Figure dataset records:

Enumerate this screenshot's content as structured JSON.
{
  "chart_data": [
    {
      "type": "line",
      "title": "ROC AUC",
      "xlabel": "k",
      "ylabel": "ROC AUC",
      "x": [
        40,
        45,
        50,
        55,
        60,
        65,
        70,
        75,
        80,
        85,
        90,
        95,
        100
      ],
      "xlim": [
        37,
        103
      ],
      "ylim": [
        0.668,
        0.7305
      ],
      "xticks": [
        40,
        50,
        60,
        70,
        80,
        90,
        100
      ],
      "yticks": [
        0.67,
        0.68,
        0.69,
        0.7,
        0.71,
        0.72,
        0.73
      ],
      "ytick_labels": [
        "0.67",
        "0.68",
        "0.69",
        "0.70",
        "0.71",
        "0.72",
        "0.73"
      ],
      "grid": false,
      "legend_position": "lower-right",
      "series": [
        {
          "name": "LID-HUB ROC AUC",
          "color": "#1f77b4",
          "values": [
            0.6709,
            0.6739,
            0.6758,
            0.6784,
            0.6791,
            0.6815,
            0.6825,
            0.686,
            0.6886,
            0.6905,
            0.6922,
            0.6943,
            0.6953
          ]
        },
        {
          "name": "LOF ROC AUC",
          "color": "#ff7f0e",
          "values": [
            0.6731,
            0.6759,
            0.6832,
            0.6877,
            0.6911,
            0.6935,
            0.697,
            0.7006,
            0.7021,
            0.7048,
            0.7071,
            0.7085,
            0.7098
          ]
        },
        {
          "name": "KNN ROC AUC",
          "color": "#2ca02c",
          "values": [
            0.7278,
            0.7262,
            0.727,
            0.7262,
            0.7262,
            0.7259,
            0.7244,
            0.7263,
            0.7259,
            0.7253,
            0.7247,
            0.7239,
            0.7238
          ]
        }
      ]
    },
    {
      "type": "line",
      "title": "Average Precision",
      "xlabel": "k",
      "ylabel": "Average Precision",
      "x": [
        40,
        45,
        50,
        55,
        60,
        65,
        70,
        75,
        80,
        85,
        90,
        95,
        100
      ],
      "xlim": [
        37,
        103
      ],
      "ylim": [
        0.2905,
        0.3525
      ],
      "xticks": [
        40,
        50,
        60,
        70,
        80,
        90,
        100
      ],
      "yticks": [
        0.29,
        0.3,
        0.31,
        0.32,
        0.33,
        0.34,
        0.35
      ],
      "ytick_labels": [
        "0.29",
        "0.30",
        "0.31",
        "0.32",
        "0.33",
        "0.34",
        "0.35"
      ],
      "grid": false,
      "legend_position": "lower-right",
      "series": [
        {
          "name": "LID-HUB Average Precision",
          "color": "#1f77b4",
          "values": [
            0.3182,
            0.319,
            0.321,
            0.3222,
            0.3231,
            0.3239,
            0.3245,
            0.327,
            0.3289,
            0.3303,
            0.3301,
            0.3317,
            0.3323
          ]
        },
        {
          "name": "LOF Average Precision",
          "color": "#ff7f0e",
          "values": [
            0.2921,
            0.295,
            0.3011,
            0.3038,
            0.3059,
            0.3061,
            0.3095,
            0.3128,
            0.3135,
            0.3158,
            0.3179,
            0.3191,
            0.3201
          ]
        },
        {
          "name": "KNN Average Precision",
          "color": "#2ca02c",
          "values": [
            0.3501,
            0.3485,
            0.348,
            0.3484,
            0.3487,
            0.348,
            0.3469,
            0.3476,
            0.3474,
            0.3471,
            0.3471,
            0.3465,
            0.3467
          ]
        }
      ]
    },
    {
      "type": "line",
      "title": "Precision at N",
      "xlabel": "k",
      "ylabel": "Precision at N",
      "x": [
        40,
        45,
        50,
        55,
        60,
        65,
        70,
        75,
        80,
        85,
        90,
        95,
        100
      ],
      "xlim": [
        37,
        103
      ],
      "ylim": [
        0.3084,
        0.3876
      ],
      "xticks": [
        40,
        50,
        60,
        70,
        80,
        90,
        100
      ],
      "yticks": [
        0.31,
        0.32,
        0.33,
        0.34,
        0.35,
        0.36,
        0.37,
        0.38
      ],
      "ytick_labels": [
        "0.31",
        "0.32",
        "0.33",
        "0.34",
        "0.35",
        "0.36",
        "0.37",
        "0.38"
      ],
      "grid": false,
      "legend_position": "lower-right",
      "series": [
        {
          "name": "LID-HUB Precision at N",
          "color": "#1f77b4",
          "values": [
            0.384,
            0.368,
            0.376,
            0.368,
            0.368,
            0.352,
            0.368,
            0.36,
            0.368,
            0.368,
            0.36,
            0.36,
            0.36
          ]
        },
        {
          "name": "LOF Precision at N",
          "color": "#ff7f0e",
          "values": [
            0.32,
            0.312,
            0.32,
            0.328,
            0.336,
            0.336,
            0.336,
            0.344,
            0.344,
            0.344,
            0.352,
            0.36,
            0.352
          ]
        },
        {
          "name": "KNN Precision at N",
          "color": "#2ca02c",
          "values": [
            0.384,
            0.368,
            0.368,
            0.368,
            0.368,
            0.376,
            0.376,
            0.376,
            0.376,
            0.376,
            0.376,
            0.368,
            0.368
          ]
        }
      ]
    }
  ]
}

* **Work to do**: Make an exact copy of the listing, including every line.

* **Exercise answer**:
Enumerate this screenshot's content as structured JSON.
{
  "chart_data": [
    {
      "type": "line",
      "title": "ROC AUC",
      "xlabel": "k",
      "ylabel": "ROC AUC",
      "x": [
        40,
        45,
        50,
        55,
        60,
        65,
        70,
        75,
        80,
        85,
        90,
        95,
        100
      ],
      "xlim": [
        37,
        103
      ],
      "ylim": [
        0.668,
        0.7305
      ],
      "xticks": [
        40,
        50,
        60,
        70,
        80,
        90,
        100
      ],
      "yticks": [
        0.67,
        0.68,
        0.69,
        0.7,
        0.71,
        0.72,
        0.73
      ],
      "ytick_labels": [
        "0.67",
        "0.68",
        "0.69",
        "0.70",
        "0.71",
        "0.72",
        "0.73"
      ],
      "grid": false,
      "legend_position": "lower-right",
      "series": [
        {
          "name": "LID-HUB ROC AUC",
          "color": "#1f77b4",
          "values": [
            0.6709,
            0.6739,
            0.6758,
            0.6784,
            0.6791,
            0.6815,
            0.6825,
            0.686,
            0.6886,
            0.6905,
            0.6922,
            0.6943,
            0.6953
          ]
        },
        {
          "name": "LOF ROC AUC",
          "color": "#ff7f0e",
          "values": [
            0.6731,
            0.6759,
            0.6832,
            0.6877,
            0.6911,
            0.6935,
            0.697,
            0.7006,
            0.7021,
            0.7048,
            0.7071,
            0.7085,
            0.7098
          ]
        },
        {
          "name": "KNN ROC AUC",
          "color": "#2ca02c",
          "values": [
            0.7278,
            0.7262,
            0.727,
            0.7262,
            0.7262,
            0.7259,
            0.7244,
            0.7263,
            0.7259,
            0.7253,
            0.7247,
            0.7239,
            0.7238
          ]
        }
      ]
    },
    {
      "type": "line",
      "title": "Average Precision",
      "xlabel": "k",
      "ylabel": "Average Precision",
      "x": [
        40,
        45,
        50,
        55,
        60,
        65,
        70,
        75,
        80,
        85,
        90,
        95,
        100
      ],
      "xlim": [
        37,
        103
      ],
      "ylim": [
        0.2905,
        0.3525
      ],
      "xticks": [
        40,
        50,
        60,
        70,
        80,
        90,
        100
      ],
      "yticks": [
        0.29,
        0.3,
        0.31,
        0.32,
        0.33,
        0.34,
        0.35
      ],
      "ytick_labels": [
        "0.29",
        "0.30",
        "0.31",
        "0.32",
        "0.33",
        "0.34",
        "0.35"
      ],
      "grid": false,
      "legend_position": "lower-right",
      "series": [
        {
          "name": "LID-HUB Average Precision",
          "color": "#1f77b4",
          "values": [
            0.3182,
            0.319,
            0.321,
            0.3222,
            0.3231,
            0.3239,
            0.3245,
            0.327,
            0.3289,
            0.3303,
            0.3301,
            0.3317,
            0.3323
          ]
        },
        {
          "name": "LOF Average Precision",
          "color": "#ff7f0e",
          "values": [
            0.2921,
            0.295,
            0.3011,
            0.3038,
            0.3059,
            0.3061,
            0.3095,
            0.3128,
            0.3135,
            0.3158,
            0.3179,
            0.3191,
            0.3201
          ]
        },
        {
          "name": "KNN Average Precision",
          "color": "#2ca02c",
          "values": [
            0.3501,
            0.3485,
            0.348,
            0.3484,
            0.3487,
            0.348,
            0.3469,
            0.3476,
            0.3474,
            0.3471,
            0.3471,
            0.3465,
            0.3467
          ]
        }
      ]
    },
    {
      "type": "line",
      "title": "Precision at N",
      "xlabel": "k",
      "ylabel": "Precision at N",
      "x": [
        40,
        45,
        50,
        55,
        60,
        65,
        70,
        75,
        80,
        85,
        90,
        95,
        100
      ],
      "xlim": [
        37,
        103
      ],
      "ylim": [
        0.3084,
        0.3876
      ],
      "xticks": [
        40,
        50,
        60,
        70,
        80,
        90,
        100
      ],
      "yticks": [
        0.31,
        0.32,
        0.33,
        0.34,
        0.35,
        0.36,
        0.37,
        0.38
      ],
      "ytick_labels": [
        "0.31",
        "0.32",
        "0.33",
        "0.34",
        "0.35",
        "0.36",
        "0.37",
        "0.38"
      ],
      "grid": false,
      "legend_position": "lower-right",
      "series": [
        {
          "name": "LID-HUB Precision at N",
          "color": "#1f77b4",
          "values": [
            0.384,
            0.368,
            0.376,
            0.368,
            0.368,
            0.352,
            0.368,
            0.36,
            0.368,
            0.368,
            0.36,
            0.36,
            0.36
          ]
        },
        {
          "name": "LOF Precision at N",
          "color": "#ff7f0e",
          "values": [
            0.32,
            0.312,
            0.32,
            0.328,
            0.336,
            0.336,
            0.336,
            0.344,
            0.344,
            0.344,
            0.352,
            0.36,
            0.352
          ]
        },
        {
          "name": "KNN Precision at N",
          "color": "#2ca02c",
          "values": [
            0.384,
            0.368,
            0.368,
            0.368,
            0.368,
            0.376,
            0.376,
            0.376,
            0.376,
            0.376,
            0.376,
            0.368,
            0.368
          ]
        }
      ]
    }
  ]
}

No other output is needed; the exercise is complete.